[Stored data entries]

** start **

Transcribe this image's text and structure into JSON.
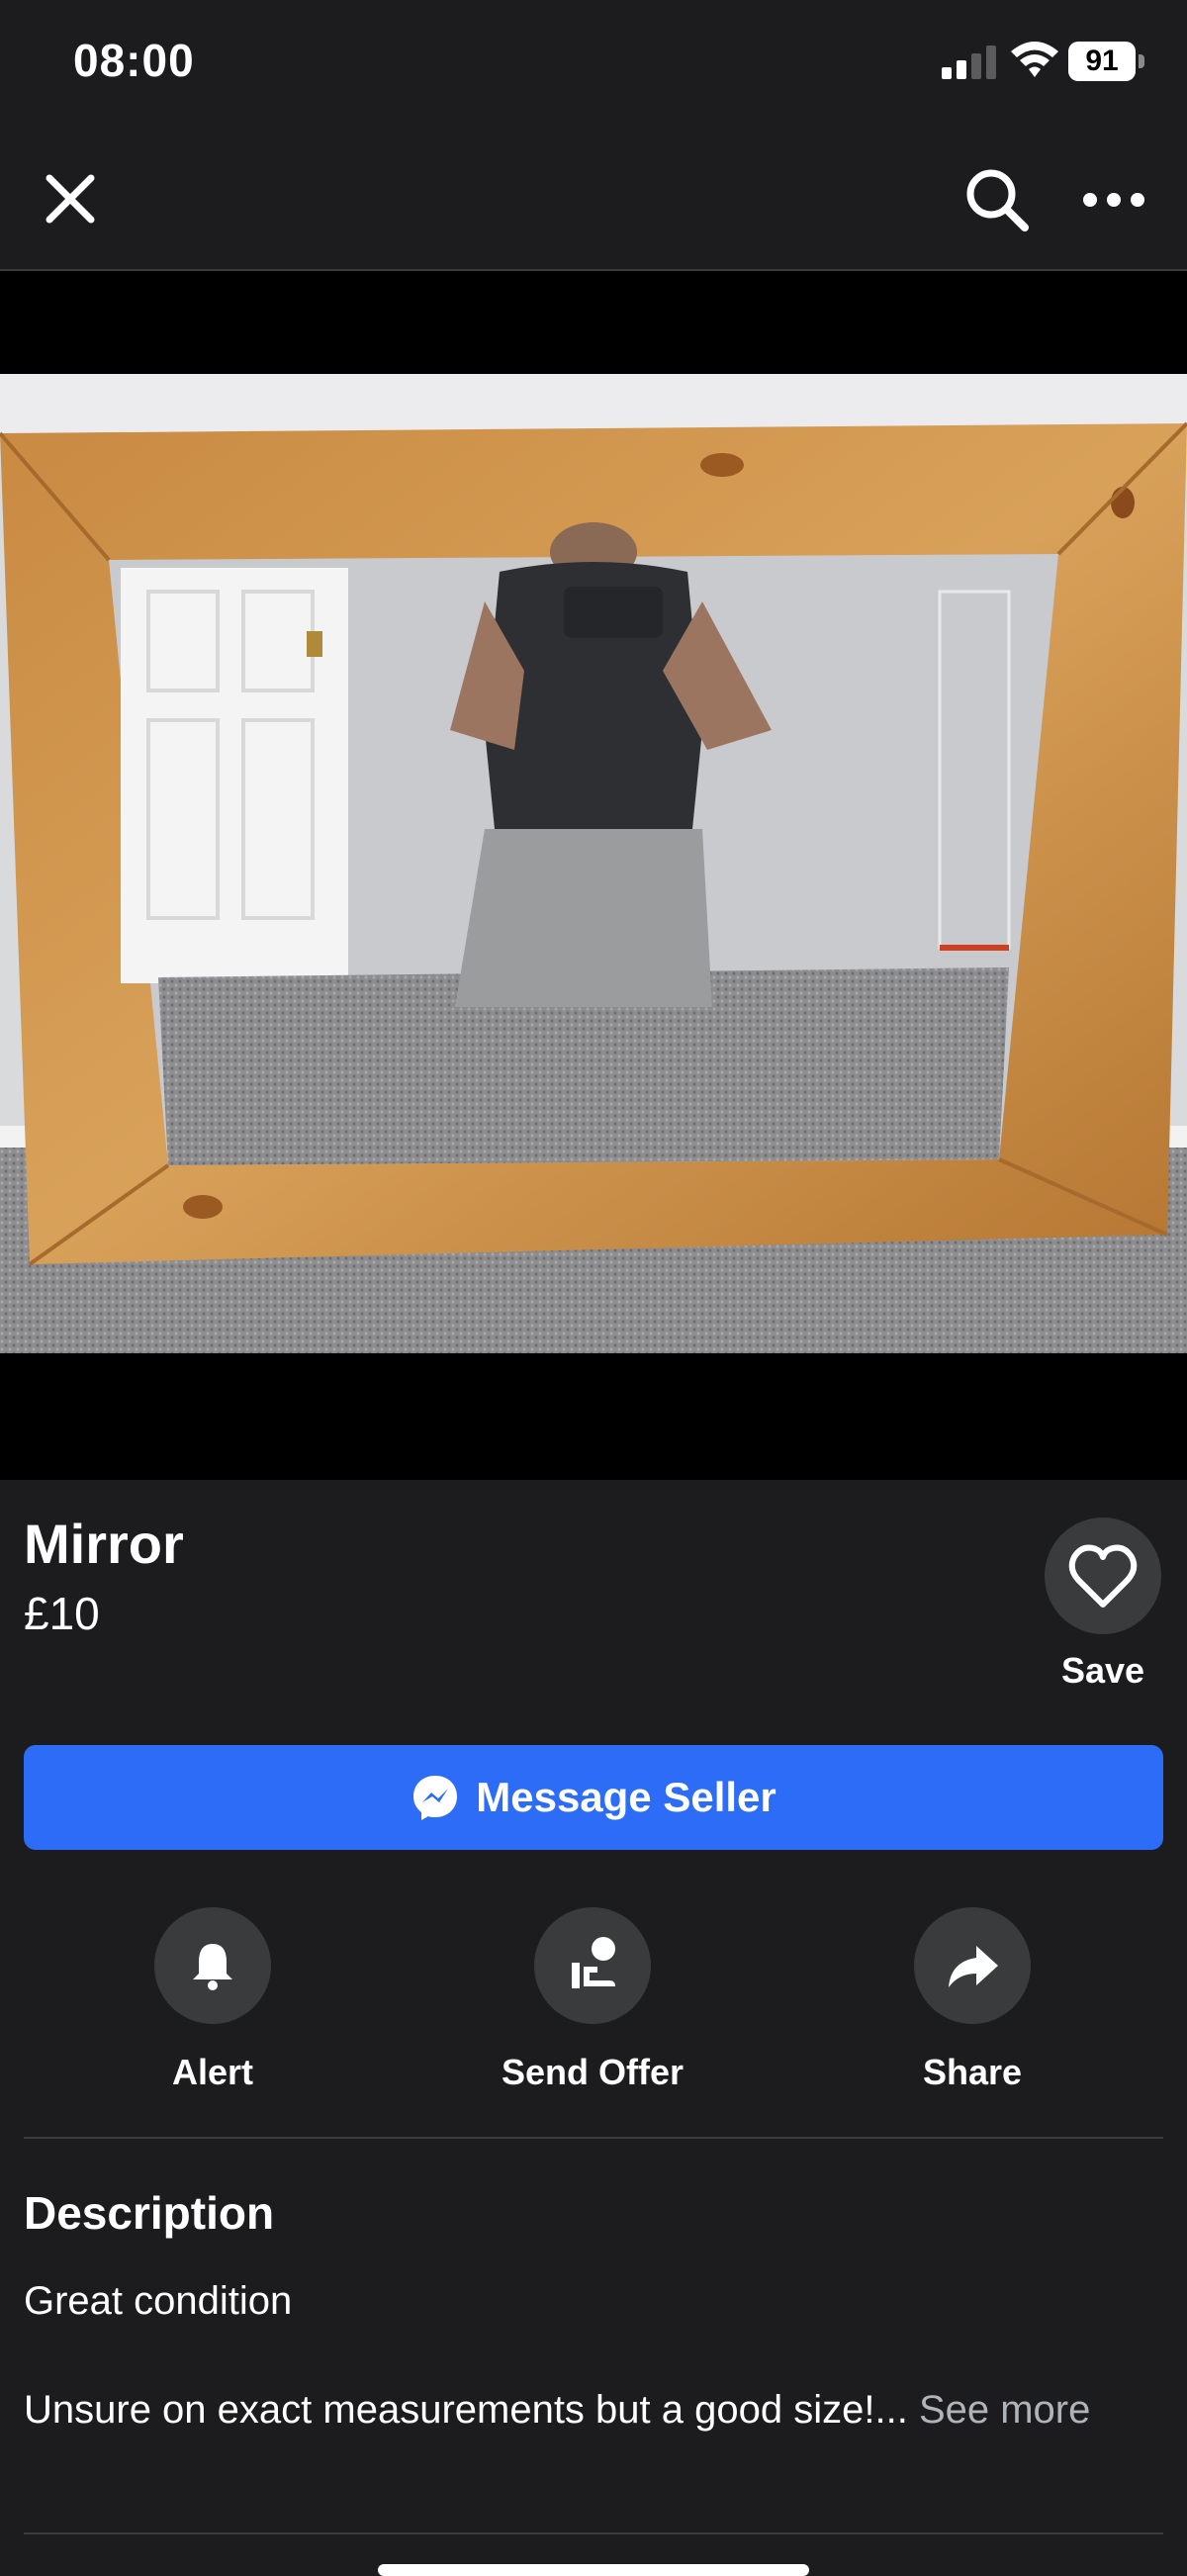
{
  "status_bar": {
    "time": "08:00",
    "battery": "91"
  },
  "listing": {
    "title": "Mirror",
    "price": "£10",
    "save_label": "Save",
    "message_button": "Message Seller"
  },
  "actions": [
    {
      "label": "Alert",
      "icon": "bell-icon"
    },
    {
      "label": "Send Offer",
      "icon": "hand-offer-icon"
    },
    {
      "label": "Share",
      "icon": "share-arrow-icon"
    }
  ],
  "description": {
    "heading": "Description",
    "line1": "Great condition",
    "line2": "Unsure on exact measurements but a good size!...",
    "see_more": "See more"
  },
  "colors": {
    "background": "#1c1c1e",
    "accent": "#2d6cf6",
    "circle": "#3a3b3c"
  }
}
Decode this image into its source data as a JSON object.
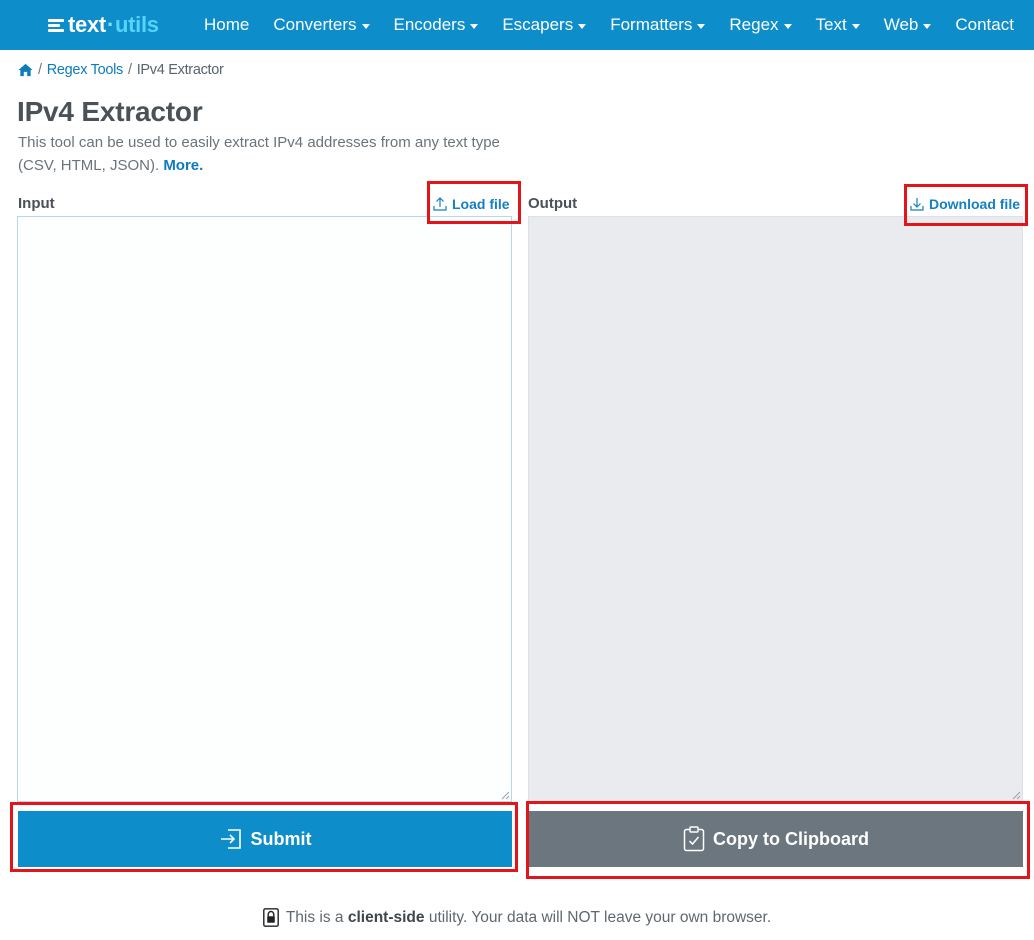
{
  "brand": {
    "text": "text",
    "dot": "·",
    "utils": "utils"
  },
  "nav": [
    {
      "label": "Home",
      "dropdown": false
    },
    {
      "label": "Converters",
      "dropdown": true
    },
    {
      "label": "Encoders",
      "dropdown": true
    },
    {
      "label": "Escapers",
      "dropdown": true
    },
    {
      "label": "Formatters",
      "dropdown": true
    },
    {
      "label": "Regex",
      "dropdown": true
    },
    {
      "label": "Text",
      "dropdown": true
    },
    {
      "label": "Web",
      "dropdown": true
    },
    {
      "label": "Contact",
      "dropdown": false
    }
  ],
  "breadcrumb": {
    "sep": "/",
    "parent": "Regex Tools",
    "current": "IPv4 Extractor"
  },
  "page": {
    "title": "IPv4 Extractor",
    "description": "This tool can be used to easily extract IPv4 addresses from any text type (CSV, HTML, JSON).",
    "more_link": "More."
  },
  "input": {
    "label": "Input",
    "load_file": "Load file",
    "value": ""
  },
  "output": {
    "label": "Output",
    "download_file": "Download file",
    "value": ""
  },
  "buttons": {
    "submit": "Submit",
    "copy": "Copy to Clipboard"
  },
  "footer_note": {
    "before": "This is a",
    "bold": "client-side",
    "after": "utility. Your data will NOT leave your own browser."
  },
  "colors": {
    "primary": "#0d8dca",
    "secondary": "#6c767f",
    "highlight": "#e3151b",
    "link": "#0c7cbd"
  }
}
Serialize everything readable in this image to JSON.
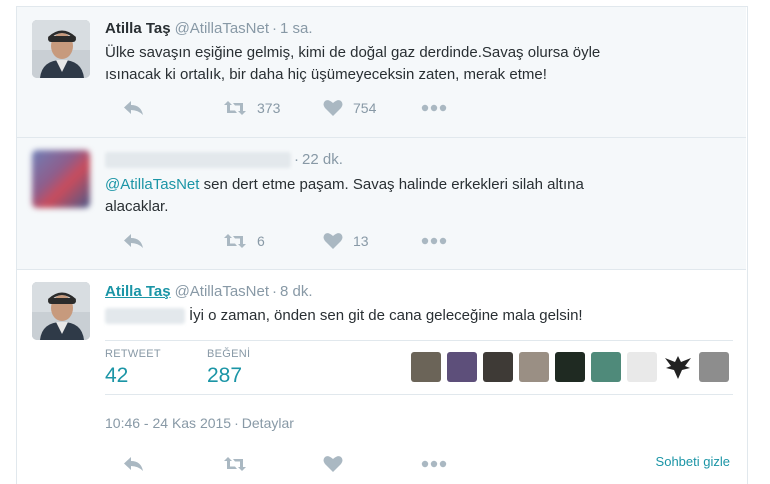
{
  "colors": {
    "accent": "#1b95a6",
    "muted": "#8899a6",
    "icon": "#aab8c2",
    "background": "#f5f8fa"
  },
  "tweets": [
    {
      "name": "Atilla Taş",
      "handle": "@AtillaTasNet",
      "time": "1 sa.",
      "text": "Ülke savaşın eşiğine gelmiş, kimi de doğal gaz derdinde.Savaş olursa öyle\nısınacak ki ortalık, bir daha hiç üşümeyeceksin zaten, merak etme!",
      "retweets": "373",
      "likes": "754"
    },
    {
      "time": "22 dk.",
      "mention": "@AtillaTasNet",
      "text": " sen dert etme paşam. Savaş halinde erkekleri silah altına\nalacaklar.",
      "retweets": "6",
      "likes": "13"
    },
    {
      "name": "Atilla Taş",
      "handle": "@AtillaTasNet",
      "time": "8 dk.",
      "text": "İyi o zaman, önden sen git de cana geleceğine mala gelsin!",
      "retweet_label": "RETWEET",
      "retweet_count": "42",
      "like_label": "BEĞENİ",
      "like_count": "287",
      "timestamp": "10:46 - 24 Kas 2015",
      "details": "Detaylar",
      "hide_conversation": "Sohbeti gizle"
    }
  ],
  "icons": [
    "reply-icon",
    "retweet-icon",
    "heart-icon",
    "more-icon"
  ]
}
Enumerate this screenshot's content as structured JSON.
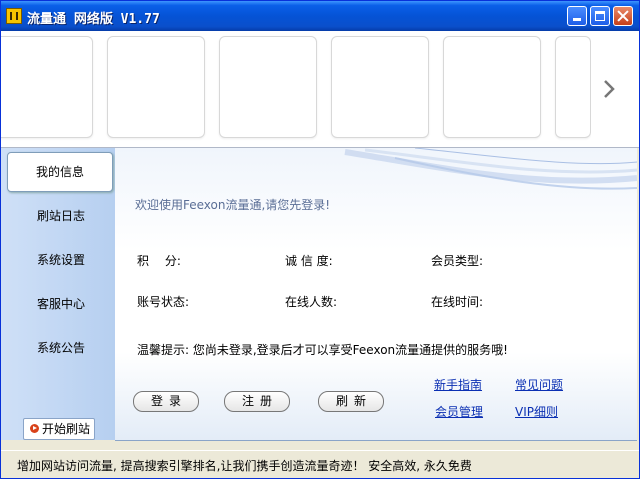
{
  "window": {
    "title": "流量通 网络版 V1.77"
  },
  "sidebar": {
    "items": [
      {
        "label": "我的信息"
      },
      {
        "label": "刷站日志"
      },
      {
        "label": "系统设置"
      },
      {
        "label": "客服中心"
      },
      {
        "label": "系统公告"
      }
    ],
    "start_button": "开始刷站"
  },
  "main": {
    "welcome": "欢迎使用Feexon流量通,请您先登录!",
    "fields": {
      "points": "积　 分:",
      "credit": "诚 信 度:",
      "member_type": "会员类型:",
      "account_status": "账号状态:",
      "online_count": "在线人数:",
      "online_time": "在线时间:"
    },
    "tip": "温馨提示: 您尚未登录,登录后才可以享受Feexon流量通提供的服务哦!",
    "buttons": {
      "login": "登录",
      "register": "注册",
      "refresh": "刷新"
    },
    "links": {
      "guide": "新手指南",
      "faq": "常见问题",
      "member_mgmt": "会员管理",
      "vip": "VIP细则"
    }
  },
  "statusbar": {
    "text": "增加网站访问流量, 提高搜索引擎排名,让我们携手创造流量奇迹！ 安全高效, 永久免费"
  }
}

** end **

• **STATED PROBLEM**
Show all lines in the entries above where the word "etme" appears.

• **RESPONSE FOR THIS EXERCISE**
      "text": "Ülke savaşın eşiğine gelmiş, kimi de doğal gaz derdinde.Savaş olursa öyle\nısınacak ki ortalık, bir daha hiç üşümeyeceksin zaten, merak etme!",
      "text": " sen dert etme paşam. Savaş halinde erkekleri silah altına\nalacaklar.",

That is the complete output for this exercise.